**Activity list**
1. Translate this sentence from the comment thread on military rifle calibers into Spanish: "I mean, really they need a whole new rifle to do this."
2. Continue the comment thread on military rifle calibers from its last comment.

**Supplied passage**
==============================

    I understand there’s a company in Russia that has been making 7.62 combat rifles for half a century now, with excellent results… 🙂

  2. Tirno Says:

    .300 AAC Blackout with integrally suppressed uppers for the M-16? Lots of win, less blammo, re-use of existing M-4 lowers and magazines, same mag capacity, minimal retraining.

    Unfortunately, not enough opportunities for graft.

  3. HL Says:

    Uh, didn’t we already do this? FN SCAR 17?

  4. mikee Says:

    here’s betting that the use of “poodle shooter” will correlate strongly with the use of “M-14” in the same sentence, or at least the same paragraph.

  5. Lyle Says:

    Well it looks like they’re already dialed in on the 7.62mm NATO (though they only just keep saying “7.62”), so apparently it’s all about a new rifle.

    There are the FAL types, and the M14 they’re already using in small numbers (after making it into a shit heavy pig), and of course the AR-10 types.

    The old, W.W. II 30-06 with black tip (AP) bullets would carry a nice punch, but that’d be another cartridge in the inventory.

    There are probably better caliber choices for the combination of velocity and sectional density, like 7mm, or one of the many 30 Magnums, but again; inventory. Most high school age, deer or elk hunters in the American backwaters carry something as potent, or more potent, as a penetrator, than the 7.62 NATO with its medium weight bullet, but don’t tell anyone.

    Stoner probably had the right idea, with his AR-10, to begin with. Stick a special penetrator round in it, and apply one of the newer controlled burn powders behind it to up the velocity slightly without increasing pressure, and you’ve got something. The article doesn’t talk about any tweak of the ammo though, just a new launch mechanism for the (existing?) 7.62.

  6. Deaf Smith Says:

    But are they gonna try to stuff that 7.62 bullet in a AR-15 platform??

    I mean, really they need a whole new rifle to do this.

  7. Scott in Phx Says:

    you mean they finally figured out after 60+ years that the world’s most “awesomest” rifle EVAH shoots an INTERMEDIATE powered cartridge?

    I do have 4 of them myself, but it is not what I’m going to pick up when SHTF.

  8. James Says:

    I knew if I waited long enough this whole caliber thing would go full circle and my FAL would be favorable once again.
==============================
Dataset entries
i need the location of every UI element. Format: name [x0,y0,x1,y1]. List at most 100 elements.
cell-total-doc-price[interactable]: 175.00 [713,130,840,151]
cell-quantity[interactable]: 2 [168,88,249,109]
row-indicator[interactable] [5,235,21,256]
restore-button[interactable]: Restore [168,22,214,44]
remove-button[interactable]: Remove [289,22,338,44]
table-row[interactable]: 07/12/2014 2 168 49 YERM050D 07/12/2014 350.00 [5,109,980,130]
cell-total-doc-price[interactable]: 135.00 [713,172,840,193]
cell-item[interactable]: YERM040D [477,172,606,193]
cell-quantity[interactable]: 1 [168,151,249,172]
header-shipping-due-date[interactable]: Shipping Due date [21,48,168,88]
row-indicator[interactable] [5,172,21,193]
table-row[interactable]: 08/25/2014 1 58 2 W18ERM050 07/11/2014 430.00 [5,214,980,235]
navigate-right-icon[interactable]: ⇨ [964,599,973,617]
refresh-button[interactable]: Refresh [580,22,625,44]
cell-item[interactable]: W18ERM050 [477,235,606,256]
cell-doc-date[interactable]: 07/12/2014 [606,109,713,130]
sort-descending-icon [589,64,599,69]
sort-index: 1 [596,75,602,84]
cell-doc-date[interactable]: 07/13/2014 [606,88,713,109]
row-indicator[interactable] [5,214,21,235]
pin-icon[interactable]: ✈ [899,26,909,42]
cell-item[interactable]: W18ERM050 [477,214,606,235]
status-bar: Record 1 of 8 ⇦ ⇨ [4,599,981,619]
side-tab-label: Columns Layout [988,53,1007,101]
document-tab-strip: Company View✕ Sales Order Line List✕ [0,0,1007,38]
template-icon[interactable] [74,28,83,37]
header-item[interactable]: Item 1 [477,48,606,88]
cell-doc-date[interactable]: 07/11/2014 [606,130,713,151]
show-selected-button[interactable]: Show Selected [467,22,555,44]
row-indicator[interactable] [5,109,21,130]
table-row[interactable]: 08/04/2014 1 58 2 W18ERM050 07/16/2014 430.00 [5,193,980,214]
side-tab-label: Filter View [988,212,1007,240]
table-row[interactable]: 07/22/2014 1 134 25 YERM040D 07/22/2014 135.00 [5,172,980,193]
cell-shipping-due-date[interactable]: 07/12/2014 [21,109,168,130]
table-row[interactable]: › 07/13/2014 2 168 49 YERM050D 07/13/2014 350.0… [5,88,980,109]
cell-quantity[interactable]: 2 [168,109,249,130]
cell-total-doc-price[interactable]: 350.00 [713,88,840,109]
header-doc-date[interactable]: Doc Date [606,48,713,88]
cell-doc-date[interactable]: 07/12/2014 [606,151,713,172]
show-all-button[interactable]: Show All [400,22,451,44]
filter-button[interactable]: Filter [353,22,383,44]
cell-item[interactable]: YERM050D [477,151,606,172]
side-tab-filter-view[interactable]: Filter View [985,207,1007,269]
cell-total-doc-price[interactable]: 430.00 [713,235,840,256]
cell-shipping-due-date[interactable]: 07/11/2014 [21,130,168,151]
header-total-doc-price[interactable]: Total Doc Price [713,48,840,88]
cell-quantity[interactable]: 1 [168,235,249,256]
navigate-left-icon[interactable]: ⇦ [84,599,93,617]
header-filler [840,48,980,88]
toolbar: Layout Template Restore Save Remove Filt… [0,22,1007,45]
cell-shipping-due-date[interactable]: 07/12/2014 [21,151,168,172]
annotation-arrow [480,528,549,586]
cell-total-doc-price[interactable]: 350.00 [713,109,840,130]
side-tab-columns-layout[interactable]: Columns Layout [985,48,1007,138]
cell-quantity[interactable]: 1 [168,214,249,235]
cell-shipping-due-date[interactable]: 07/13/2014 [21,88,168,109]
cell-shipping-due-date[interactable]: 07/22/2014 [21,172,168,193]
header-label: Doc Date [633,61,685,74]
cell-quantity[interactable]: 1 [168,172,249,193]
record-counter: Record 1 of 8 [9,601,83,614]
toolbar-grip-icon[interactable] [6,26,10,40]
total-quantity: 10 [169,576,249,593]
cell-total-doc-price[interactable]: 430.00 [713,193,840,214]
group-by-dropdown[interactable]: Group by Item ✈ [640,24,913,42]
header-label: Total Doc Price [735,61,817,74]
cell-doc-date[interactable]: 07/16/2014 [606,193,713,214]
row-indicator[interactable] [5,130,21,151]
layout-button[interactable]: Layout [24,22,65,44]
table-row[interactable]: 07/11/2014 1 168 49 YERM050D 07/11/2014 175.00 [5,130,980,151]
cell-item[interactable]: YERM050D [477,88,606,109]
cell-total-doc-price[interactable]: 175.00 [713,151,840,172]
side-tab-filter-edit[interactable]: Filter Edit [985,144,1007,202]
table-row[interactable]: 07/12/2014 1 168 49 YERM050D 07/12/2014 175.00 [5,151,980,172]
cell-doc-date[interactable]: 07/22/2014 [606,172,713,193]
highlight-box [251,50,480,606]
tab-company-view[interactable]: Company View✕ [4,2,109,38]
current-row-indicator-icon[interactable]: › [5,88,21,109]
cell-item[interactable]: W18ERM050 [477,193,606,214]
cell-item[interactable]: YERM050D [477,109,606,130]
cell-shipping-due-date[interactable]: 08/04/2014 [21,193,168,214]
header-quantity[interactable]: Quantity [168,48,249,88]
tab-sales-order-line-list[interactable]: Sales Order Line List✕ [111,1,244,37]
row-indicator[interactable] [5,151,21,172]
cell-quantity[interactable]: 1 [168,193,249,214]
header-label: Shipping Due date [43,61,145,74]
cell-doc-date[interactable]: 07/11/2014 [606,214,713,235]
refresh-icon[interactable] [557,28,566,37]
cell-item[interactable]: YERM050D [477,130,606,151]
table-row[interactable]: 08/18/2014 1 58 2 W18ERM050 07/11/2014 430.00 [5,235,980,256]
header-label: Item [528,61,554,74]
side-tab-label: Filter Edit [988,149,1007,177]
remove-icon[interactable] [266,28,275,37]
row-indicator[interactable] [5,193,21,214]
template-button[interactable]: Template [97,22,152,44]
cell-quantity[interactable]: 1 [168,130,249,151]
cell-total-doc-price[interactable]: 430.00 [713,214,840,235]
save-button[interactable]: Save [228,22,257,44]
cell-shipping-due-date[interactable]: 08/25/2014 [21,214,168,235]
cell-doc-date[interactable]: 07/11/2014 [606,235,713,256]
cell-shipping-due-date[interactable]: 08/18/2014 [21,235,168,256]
==============================
**Answer list**
1. Quiero decir, en realidad necesitan un rifle completamente nuevo para hacer esto.

2.
  9. Alien Says:

    I guess it’s too much to hope for that they’d take a ballistic shortcut and wind up with 6.5 Creedmoor so that – eventually – those of us who find the cartridge quite suitable benefit from oodles and oodles of cheap ammo (personally, I’d hanker for the 26 Nosler, but couldn’t afford the necessary supply of barrels). Just like foregoing the 5.56 for “something thirty” it would provide the necessary excuse for developing a brand new projectile expeller for it, with all the junkets, whiskey drinking, loose womyns and back slapping such activity entails (never mind that it fits quite well inside the AR-10 platform, of which there are many examples, nearly all of which would benefit from the same mil-spec treatment and Further Development the AR-15 got, and even uses many of the AR-15’s parts and accessories).

  10. aerodawg Says:

    Methinks this is a roundabout politically acceptable way to ditch the AR platform and the inherent limitations of it’s magwell. Perform the competition to get the new rifle, do the initial 50k procurement, then say oh well there’s this new cartridge (possible CTA) in 6.5-6.8mm that’s waaaay better, call the original rifles DMRs and purchase the rest in the new caliber.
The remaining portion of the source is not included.